Written task
The material below should be written out in full and exactly; pictures stay out of the copy.

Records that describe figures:
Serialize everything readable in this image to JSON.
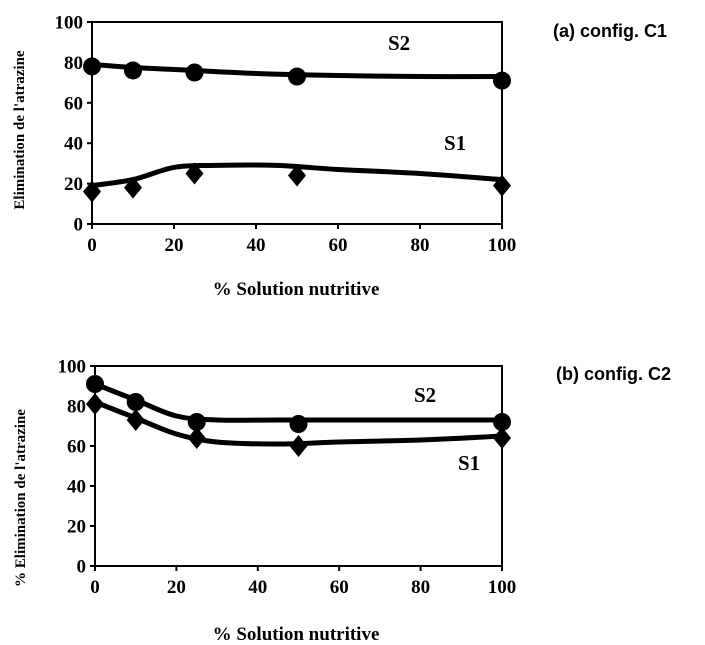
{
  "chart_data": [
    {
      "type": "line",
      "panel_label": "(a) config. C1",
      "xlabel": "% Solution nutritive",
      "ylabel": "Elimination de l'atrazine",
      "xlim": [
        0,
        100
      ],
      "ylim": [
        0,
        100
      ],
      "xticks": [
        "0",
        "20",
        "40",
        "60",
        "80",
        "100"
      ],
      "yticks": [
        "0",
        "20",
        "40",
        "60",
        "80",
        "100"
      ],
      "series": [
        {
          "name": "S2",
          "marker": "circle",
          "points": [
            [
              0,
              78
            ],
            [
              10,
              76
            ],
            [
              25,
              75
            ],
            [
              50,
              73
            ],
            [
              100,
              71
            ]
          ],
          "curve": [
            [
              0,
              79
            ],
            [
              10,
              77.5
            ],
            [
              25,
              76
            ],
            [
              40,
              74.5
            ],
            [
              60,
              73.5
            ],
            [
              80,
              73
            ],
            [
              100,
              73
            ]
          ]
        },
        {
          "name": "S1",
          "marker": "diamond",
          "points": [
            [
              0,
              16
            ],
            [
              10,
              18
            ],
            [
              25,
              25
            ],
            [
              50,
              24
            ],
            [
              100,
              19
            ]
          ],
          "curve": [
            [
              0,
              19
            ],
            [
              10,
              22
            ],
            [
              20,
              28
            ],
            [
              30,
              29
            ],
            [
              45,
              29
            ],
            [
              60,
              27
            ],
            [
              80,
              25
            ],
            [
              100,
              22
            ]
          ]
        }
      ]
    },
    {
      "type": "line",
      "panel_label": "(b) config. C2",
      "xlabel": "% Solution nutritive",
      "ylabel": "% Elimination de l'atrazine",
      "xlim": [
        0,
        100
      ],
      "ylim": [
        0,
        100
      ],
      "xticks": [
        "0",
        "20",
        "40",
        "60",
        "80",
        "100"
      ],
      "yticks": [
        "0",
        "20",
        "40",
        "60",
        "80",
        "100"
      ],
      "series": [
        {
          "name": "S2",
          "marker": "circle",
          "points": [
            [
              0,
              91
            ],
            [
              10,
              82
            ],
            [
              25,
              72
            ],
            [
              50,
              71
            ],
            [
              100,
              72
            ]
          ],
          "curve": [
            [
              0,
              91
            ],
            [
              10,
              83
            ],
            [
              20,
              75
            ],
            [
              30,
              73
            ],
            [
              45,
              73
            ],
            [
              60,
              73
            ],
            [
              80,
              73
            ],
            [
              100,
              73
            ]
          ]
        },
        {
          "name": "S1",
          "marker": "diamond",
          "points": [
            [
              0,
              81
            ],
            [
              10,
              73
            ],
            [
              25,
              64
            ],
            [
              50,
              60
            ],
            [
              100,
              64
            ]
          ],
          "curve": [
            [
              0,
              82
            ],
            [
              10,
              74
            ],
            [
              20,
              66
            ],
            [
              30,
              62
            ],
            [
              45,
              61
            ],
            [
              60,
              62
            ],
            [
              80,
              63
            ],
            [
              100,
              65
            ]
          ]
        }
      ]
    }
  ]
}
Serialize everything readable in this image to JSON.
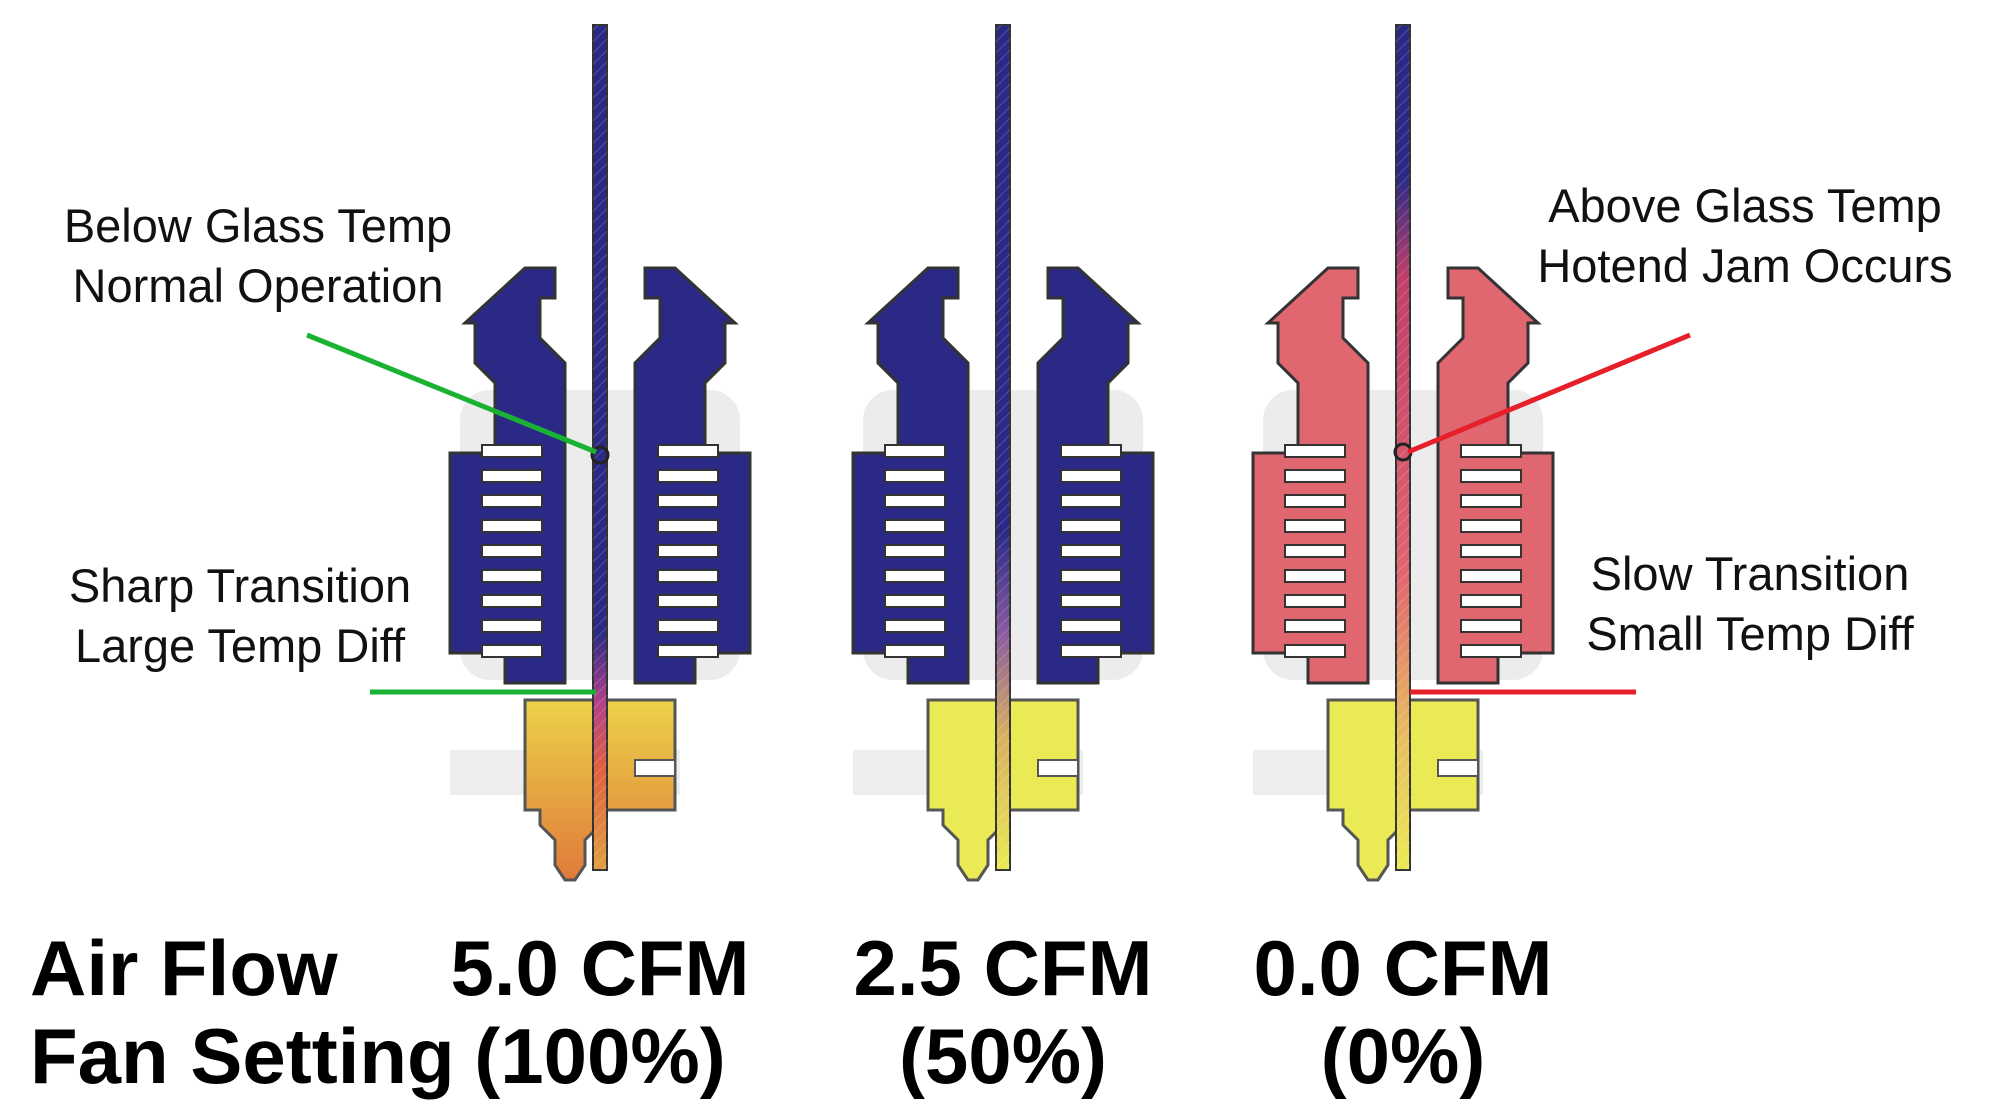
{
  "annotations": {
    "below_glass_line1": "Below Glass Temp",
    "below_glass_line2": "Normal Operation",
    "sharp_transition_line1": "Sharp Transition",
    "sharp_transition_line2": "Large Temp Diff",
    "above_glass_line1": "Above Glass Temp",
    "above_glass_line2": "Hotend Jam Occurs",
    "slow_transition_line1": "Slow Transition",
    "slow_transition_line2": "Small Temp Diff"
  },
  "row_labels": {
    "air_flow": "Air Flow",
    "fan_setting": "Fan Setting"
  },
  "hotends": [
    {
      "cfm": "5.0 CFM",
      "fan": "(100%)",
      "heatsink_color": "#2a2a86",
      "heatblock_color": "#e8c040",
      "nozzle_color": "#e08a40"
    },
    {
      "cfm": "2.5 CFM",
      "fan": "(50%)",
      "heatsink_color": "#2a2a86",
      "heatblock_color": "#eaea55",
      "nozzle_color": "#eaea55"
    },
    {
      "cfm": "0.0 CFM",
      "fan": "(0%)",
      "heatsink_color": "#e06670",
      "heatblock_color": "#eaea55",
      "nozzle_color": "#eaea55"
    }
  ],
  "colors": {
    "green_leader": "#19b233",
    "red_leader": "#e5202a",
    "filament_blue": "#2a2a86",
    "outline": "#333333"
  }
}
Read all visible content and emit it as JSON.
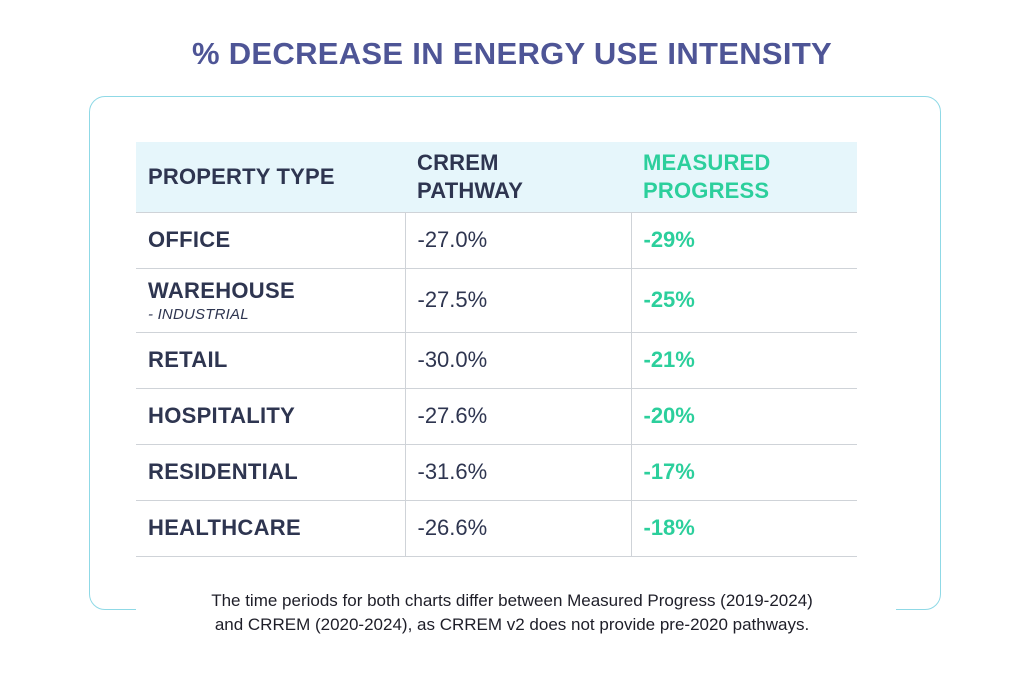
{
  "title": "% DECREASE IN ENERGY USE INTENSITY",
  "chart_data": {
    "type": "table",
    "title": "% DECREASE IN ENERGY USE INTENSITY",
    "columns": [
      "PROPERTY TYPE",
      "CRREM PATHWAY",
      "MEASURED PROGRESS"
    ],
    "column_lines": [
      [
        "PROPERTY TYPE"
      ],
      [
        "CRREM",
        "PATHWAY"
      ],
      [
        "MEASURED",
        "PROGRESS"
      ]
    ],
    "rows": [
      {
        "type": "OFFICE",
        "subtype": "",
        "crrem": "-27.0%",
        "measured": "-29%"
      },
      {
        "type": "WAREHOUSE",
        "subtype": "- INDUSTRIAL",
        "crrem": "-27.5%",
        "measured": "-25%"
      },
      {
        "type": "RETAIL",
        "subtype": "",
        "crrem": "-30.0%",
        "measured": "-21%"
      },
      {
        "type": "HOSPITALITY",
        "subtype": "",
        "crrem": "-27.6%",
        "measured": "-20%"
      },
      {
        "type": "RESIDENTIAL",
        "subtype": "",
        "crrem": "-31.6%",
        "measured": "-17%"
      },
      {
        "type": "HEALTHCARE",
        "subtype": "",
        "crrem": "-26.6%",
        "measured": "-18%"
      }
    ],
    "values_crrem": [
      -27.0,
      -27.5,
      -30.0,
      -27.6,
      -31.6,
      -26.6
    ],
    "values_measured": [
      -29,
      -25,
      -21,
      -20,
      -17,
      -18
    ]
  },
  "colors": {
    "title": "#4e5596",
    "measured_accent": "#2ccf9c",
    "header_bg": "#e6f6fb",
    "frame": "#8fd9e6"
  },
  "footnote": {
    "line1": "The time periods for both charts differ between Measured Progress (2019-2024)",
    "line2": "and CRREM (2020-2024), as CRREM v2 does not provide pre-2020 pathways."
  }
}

Response
Serialize everything readable in this image to JSON.
{
  "chart_data": [
    {
      "type": "line",
      "panel_label": "(a) config. C1",
      "xlabel": "% Solution nutritive",
      "ylabel": "Elimination de l'atrazine",
      "xlim": [
        0,
        100
      ],
      "ylim": [
        0,
        100
      ],
      "xticks": [
        "0",
        "20",
        "40",
        "60",
        "80",
        "100"
      ],
      "yticks": [
        "0",
        "20",
        "40",
        "60",
        "80",
        "100"
      ],
      "series": [
        {
          "name": "S2",
          "marker": "circle",
          "points": [
            [
              0,
              78
            ],
            [
              10,
              76
            ],
            [
              25,
              75
            ],
            [
              50,
              73
            ],
            [
              100,
              71
            ]
          ],
          "curve": [
            [
              0,
              79
            ],
            [
              10,
              77.5
            ],
            [
              25,
              76
            ],
            [
              40,
              74.5
            ],
            [
              60,
              73.5
            ],
            [
              80,
              73
            ],
            [
              100,
              73
            ]
          ]
        },
        {
          "name": "S1",
          "marker": "diamond",
          "points": [
            [
              0,
              16
            ],
            [
              10,
              18
            ],
            [
              25,
              25
            ],
            [
              50,
              24
            ],
            [
              100,
              19
            ]
          ],
          "curve": [
            [
              0,
              19
            ],
            [
              10,
              22
            ],
            [
              20,
              28
            ],
            [
              30,
              29
            ],
            [
              45,
              29
            ],
            [
              60,
              27
            ],
            [
              80,
              25
            ],
            [
              100,
              22
            ]
          ]
        }
      ]
    },
    {
      "type": "line",
      "panel_label": "(b) config. C2",
      "xlabel": "% Solution nutritive",
      "ylabel": "% Elimination de l'atrazine",
      "xlim": [
        0,
        100
      ],
      "ylim": [
        0,
        100
      ],
      "xticks": [
        "0",
        "20",
        "40",
        "60",
        "80",
        "100"
      ],
      "yticks": [
        "0",
        "20",
        "40",
        "60",
        "80",
        "100"
      ],
      "series": [
        {
          "name": "S2",
          "marker": "circle",
          "points": [
            [
              0,
              91
            ],
            [
              10,
              82
            ],
            [
              25,
              72
            ],
            [
              50,
              71
            ],
            [
              100,
              72
            ]
          ],
          "curve": [
            [
              0,
              91
            ],
            [
              10,
              83
            ],
            [
              20,
              75
            ],
            [
              30,
              73
            ],
            [
              45,
              73
            ],
            [
              60,
              73
            ],
            [
              80,
              73
            ],
            [
              100,
              73
            ]
          ]
        },
        {
          "name": "S1",
          "marker": "diamond",
          "points": [
            [
              0,
              81
            ],
            [
              10,
              73
            ],
            [
              25,
              64
            ],
            [
              50,
              60
            ],
            [
              100,
              64
            ]
          ],
          "curve": [
            [
              0,
              82
            ],
            [
              10,
              74
            ],
            [
              20,
              66
            ],
            [
              30,
              62
            ],
            [
              45,
              61
            ],
            [
              60,
              62
            ],
            [
              80,
              63
            ],
            [
              100,
              65
            ]
          ]
        }
      ]
    }
  ]
}
Serialize everything readable in this image to JSON.
{
  "annotations": {
    "below_glass_line1": "Below Glass Temp",
    "below_glass_line2": "Normal Operation",
    "sharp_transition_line1": "Sharp Transition",
    "sharp_transition_line2": "Large Temp Diff",
    "above_glass_line1": "Above Glass Temp",
    "above_glass_line2": "Hotend Jam Occurs",
    "slow_transition_line1": "Slow Transition",
    "slow_transition_line2": "Small Temp Diff"
  },
  "row_labels": {
    "air_flow": "Air Flow",
    "fan_setting": "Fan Setting"
  },
  "hotends": [
    {
      "cfm": "5.0 CFM",
      "fan": "(100%)",
      "heatsink_color": "#2a2a86",
      "heatblock_color": "#e8c040",
      "nozzle_color": "#e08a40"
    },
    {
      "cfm": "2.5 CFM",
      "fan": "(50%)",
      "heatsink_color": "#2a2a86",
      "heatblock_color": "#eaea55",
      "nozzle_color": "#eaea55"
    },
    {
      "cfm": "0.0 CFM",
      "fan": "(0%)",
      "heatsink_color": "#e06670",
      "heatblock_color": "#eaea55",
      "nozzle_color": "#eaea55"
    }
  ],
  "colors": {
    "green_leader": "#19b233",
    "red_leader": "#e5202a",
    "filament_blue": "#2a2a86",
    "outline": "#333333"
  }
}
Read all visible content and emit it as JSON.
{
  "title": "% DECREASE IN ENERGY USE INTENSITY",
  "chart_data": {
    "type": "table",
    "title": "% DECREASE IN ENERGY USE INTENSITY",
    "columns": [
      "PROPERTY TYPE",
      "CRREM PATHWAY",
      "MEASURED PROGRESS"
    ],
    "column_lines": [
      [
        "PROPERTY TYPE"
      ],
      [
        "CRREM",
        "PATHWAY"
      ],
      [
        "MEASURED",
        "PROGRESS"
      ]
    ],
    "rows": [
      {
        "type": "OFFICE",
        "subtype": "",
        "crrem": "-27.0%",
        "measured": "-29%"
      },
      {
        "type": "WAREHOUSE",
        "subtype": "- INDUSTRIAL",
        "crrem": "-27.5%",
        "measured": "-25%"
      },
      {
        "type": "RETAIL",
        "subtype": "",
        "crrem": "-30.0%",
        "measured": "-21%"
      },
      {
        "type": "HOSPITALITY",
        "subtype": "",
        "crrem": "-27.6%",
        "measured": "-20%"
      },
      {
        "type": "RESIDENTIAL",
        "subtype": "",
        "crrem": "-31.6%",
        "measured": "-17%"
      },
      {
        "type": "HEALTHCARE",
        "subtype": "",
        "crrem": "-26.6%",
        "measured": "-18%"
      }
    ],
    "values_crrem": [
      -27.0,
      -27.5,
      -30.0,
      -27.6,
      -31.6,
      -26.6
    ],
    "values_measured": [
      -29,
      -25,
      -21,
      -20,
      -17,
      -18
    ]
  },
  "colors": {
    "title": "#4e5596",
    "measured_accent": "#2ccf9c",
    "header_bg": "#e6f6fb",
    "frame": "#8fd9e6"
  },
  "footnote": {
    "line1": "The time periods for both charts differ between Measured Progress (2019-2024)",
    "line2": "and CRREM (2020-2024), as CRREM v2 does not provide pre-2020 pathways."
  }
}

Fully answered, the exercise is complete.